Exercise passage:
----

To identify the formula parameters, we selected 48 conditions with 2 levels of inlet water temperature, 2 levels of inlet air temperature, and all levels of water and air flow rates, i.e., 20% of the total catalog data; the remaining conditions are used for test sets, i.e., predict the total cooling capacity of the coil with the inlet conditions and fitted formula, and then compare with the catalog performance data to evaluate the prediction accuracy. With the test sets, we can validate the formula’s effectiveness in the cases of interpolation and extrapolation.
Table 2 provides the details of cooling conditions provided by the catalog and the conditions selected for training formula parameters. Please note that the catalog cooling performance tables may include a few data in dry conditions, which were excluded from our study.

----

Records supplied:
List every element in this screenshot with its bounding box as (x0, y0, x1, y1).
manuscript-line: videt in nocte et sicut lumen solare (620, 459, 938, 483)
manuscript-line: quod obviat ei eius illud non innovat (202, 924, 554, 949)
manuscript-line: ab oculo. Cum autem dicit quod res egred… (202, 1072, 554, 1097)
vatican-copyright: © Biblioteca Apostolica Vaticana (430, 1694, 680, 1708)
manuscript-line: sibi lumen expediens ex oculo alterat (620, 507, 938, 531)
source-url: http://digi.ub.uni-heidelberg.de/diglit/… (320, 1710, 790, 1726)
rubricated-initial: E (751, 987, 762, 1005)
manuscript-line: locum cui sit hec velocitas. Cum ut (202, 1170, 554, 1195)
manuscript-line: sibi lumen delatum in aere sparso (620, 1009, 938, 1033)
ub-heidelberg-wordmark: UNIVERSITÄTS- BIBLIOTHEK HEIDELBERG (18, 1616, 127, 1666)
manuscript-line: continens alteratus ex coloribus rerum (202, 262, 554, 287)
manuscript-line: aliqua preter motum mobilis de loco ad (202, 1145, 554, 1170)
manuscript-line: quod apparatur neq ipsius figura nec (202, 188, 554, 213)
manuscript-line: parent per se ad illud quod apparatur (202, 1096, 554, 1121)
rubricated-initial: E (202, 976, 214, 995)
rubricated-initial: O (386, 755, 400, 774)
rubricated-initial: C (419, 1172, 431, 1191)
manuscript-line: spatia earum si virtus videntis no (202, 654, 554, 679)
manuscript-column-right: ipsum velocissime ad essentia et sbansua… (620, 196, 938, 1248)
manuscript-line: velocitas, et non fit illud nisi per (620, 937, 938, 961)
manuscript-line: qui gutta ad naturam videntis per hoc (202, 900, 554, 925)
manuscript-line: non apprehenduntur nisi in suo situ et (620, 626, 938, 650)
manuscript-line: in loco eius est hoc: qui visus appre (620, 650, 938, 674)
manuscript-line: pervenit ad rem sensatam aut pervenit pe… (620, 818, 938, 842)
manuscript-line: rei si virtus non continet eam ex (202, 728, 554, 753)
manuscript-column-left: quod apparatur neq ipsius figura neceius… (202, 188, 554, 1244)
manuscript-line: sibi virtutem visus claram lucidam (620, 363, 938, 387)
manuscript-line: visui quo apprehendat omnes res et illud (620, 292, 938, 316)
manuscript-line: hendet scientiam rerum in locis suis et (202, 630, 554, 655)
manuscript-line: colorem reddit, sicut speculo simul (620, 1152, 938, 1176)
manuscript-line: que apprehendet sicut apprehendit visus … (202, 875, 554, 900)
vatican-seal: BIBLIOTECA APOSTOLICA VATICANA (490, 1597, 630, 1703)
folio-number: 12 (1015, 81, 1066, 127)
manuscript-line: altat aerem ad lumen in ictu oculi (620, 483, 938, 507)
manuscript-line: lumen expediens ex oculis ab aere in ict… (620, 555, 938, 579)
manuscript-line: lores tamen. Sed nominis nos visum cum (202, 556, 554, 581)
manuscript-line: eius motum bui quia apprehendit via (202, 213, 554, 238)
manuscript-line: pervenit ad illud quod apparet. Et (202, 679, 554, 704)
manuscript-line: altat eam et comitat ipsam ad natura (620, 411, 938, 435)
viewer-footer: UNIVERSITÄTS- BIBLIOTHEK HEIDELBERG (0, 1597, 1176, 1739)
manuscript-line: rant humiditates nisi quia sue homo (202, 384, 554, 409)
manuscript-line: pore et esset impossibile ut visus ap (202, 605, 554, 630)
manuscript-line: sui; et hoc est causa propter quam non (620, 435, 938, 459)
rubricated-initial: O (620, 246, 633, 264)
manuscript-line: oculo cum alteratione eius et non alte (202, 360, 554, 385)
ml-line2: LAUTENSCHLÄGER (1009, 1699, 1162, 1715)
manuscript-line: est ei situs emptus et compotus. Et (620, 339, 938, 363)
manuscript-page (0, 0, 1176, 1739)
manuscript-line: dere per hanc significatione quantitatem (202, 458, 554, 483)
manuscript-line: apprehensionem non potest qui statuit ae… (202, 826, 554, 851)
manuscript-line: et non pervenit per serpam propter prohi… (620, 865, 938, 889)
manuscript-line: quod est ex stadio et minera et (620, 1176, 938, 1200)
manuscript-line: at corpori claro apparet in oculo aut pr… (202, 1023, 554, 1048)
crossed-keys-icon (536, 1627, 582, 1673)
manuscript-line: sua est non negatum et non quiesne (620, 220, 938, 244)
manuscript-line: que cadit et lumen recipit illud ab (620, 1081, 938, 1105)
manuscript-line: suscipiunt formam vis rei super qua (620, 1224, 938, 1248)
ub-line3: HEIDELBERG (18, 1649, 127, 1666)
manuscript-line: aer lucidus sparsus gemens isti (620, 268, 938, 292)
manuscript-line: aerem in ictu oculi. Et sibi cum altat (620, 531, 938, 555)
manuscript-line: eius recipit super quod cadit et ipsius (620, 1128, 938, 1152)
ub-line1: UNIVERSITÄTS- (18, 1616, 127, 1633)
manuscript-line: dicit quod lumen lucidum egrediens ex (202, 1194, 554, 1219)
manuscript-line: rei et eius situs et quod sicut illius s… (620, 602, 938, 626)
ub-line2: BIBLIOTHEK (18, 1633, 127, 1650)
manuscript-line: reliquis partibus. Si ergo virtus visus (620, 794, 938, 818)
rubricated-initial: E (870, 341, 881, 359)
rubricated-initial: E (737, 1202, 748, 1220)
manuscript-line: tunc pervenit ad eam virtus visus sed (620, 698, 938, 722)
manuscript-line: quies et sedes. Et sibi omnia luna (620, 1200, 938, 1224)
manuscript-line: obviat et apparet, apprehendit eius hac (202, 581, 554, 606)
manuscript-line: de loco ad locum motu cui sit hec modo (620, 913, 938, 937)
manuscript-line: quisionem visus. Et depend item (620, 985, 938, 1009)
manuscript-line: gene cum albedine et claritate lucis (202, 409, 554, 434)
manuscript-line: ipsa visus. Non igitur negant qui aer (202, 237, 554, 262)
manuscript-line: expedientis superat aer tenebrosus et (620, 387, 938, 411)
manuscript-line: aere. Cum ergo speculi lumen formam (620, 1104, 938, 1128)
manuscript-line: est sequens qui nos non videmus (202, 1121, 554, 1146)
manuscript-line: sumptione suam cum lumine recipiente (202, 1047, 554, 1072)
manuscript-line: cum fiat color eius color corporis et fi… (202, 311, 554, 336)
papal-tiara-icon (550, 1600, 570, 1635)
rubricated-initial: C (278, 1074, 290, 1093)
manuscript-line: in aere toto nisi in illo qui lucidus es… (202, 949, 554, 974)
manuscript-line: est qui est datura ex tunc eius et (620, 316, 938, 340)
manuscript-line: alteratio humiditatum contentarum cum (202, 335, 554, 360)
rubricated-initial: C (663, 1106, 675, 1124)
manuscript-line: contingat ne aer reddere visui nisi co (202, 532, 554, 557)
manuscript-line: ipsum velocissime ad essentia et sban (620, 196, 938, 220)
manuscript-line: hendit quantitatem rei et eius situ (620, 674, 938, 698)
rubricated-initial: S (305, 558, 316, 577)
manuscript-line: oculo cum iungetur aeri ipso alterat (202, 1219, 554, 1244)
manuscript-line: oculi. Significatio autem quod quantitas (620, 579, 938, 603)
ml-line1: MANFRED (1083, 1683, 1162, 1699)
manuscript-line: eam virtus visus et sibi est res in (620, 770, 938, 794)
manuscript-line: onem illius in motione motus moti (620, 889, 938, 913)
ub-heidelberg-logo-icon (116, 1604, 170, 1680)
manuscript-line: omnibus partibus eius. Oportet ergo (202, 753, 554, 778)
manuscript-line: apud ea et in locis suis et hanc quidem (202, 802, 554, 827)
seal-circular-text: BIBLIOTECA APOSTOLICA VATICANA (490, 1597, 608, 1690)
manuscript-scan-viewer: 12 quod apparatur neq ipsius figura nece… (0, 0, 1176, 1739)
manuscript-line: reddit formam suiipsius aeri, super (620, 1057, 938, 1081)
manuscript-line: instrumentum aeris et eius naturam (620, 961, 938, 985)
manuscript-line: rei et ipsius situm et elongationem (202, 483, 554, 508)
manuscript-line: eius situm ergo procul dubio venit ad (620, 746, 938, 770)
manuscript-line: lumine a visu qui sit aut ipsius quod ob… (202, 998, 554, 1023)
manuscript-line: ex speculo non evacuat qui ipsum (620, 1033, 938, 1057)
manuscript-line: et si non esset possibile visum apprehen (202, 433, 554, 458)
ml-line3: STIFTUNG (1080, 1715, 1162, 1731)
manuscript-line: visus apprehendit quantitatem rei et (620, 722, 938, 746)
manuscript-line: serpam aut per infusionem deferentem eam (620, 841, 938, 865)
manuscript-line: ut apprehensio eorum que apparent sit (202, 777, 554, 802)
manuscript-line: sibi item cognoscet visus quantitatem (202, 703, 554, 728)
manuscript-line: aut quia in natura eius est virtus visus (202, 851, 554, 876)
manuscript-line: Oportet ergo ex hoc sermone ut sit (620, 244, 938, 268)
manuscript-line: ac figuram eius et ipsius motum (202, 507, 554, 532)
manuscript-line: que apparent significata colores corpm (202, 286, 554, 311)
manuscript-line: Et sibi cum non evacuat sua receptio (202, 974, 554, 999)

----

Aim of the task:
In the coil cooling-capacity text, what purpose do the catalog conditions left out of parameter fitting serve? Answer in one to three sentences.

Exercise answer:
They serve as test sets for checking prediction accuracy. The formula is fitted on 48 conditions, about 20% of the catalog data. For each remaining condition, the coil's total cooling capacity is predicted from the inlet conditions with the fitted formula and compared with the catalog performance data, which validates the formula in cases of both interpolation and extrapolation.